**BRIEF**
Look through the data below. Collect every line where the word "name" occurs.

****************

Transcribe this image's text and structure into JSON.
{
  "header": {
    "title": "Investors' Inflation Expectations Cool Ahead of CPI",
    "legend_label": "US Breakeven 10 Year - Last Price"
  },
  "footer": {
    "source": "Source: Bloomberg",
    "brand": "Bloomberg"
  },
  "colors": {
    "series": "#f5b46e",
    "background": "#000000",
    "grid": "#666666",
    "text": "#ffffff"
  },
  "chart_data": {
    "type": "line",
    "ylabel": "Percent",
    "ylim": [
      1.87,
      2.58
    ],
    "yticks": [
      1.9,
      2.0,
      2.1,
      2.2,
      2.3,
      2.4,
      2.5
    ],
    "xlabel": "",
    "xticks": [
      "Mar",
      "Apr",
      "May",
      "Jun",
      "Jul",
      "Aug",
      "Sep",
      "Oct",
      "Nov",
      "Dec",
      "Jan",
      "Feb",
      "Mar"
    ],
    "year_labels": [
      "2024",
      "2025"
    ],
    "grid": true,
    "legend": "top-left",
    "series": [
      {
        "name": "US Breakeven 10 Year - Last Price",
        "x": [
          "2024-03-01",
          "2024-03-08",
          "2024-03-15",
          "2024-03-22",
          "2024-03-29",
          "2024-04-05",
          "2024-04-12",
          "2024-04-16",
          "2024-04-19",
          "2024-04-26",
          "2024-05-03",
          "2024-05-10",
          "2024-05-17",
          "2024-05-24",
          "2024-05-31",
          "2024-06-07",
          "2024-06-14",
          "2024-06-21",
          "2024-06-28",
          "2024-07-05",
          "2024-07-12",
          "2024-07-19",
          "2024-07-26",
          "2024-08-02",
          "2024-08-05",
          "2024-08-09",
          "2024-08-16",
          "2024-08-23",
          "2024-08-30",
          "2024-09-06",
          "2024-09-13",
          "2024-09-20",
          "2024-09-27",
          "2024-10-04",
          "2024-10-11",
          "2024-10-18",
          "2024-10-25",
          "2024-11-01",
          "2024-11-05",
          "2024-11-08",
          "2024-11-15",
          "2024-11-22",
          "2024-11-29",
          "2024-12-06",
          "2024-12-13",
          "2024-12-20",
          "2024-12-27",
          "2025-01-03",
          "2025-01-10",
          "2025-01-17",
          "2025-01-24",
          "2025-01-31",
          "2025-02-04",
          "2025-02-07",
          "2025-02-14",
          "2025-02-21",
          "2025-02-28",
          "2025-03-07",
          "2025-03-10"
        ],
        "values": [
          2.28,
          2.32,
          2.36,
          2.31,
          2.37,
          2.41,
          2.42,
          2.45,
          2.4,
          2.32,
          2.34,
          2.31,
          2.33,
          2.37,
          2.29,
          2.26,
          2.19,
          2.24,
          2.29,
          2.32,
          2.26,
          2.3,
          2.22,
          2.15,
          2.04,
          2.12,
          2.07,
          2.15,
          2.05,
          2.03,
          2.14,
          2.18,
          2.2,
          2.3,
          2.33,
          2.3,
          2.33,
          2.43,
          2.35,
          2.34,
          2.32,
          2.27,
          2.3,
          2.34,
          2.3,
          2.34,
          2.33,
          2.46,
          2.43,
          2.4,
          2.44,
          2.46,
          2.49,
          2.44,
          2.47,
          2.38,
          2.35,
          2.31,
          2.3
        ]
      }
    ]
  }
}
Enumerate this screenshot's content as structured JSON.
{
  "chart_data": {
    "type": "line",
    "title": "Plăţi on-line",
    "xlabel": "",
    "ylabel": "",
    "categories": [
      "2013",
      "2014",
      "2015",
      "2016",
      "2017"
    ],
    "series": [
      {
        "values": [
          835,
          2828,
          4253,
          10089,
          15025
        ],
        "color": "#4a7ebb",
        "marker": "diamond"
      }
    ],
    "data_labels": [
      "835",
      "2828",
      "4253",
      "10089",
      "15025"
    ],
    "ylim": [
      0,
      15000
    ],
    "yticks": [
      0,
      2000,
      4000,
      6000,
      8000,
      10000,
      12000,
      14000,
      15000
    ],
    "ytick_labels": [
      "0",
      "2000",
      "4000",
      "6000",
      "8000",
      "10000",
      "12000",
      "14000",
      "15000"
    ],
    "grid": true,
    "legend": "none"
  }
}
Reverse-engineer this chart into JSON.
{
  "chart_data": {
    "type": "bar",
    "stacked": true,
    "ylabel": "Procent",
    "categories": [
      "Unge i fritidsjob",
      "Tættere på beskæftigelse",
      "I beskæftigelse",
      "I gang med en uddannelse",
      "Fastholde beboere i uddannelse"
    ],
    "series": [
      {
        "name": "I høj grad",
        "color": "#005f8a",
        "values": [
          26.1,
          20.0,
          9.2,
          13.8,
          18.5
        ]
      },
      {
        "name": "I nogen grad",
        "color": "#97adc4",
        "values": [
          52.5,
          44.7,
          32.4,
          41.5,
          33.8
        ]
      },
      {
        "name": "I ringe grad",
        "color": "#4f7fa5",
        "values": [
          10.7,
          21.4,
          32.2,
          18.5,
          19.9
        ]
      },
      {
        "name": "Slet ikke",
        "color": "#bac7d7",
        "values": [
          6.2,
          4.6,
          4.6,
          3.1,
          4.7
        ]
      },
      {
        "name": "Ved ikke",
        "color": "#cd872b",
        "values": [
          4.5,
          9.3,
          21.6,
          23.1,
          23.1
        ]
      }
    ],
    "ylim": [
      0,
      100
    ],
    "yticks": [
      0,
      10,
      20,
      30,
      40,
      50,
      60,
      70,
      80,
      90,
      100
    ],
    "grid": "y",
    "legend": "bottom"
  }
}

****************

**SOLVED EXERCISE**
        "name": "US Breakeven 10 Year - Last Price",
        "name": "I høj grad",
        "name": "I nogen grad",
        "name": "I ringe grad",
        "name": "Slet ikke",
        "name": "Ved ikke",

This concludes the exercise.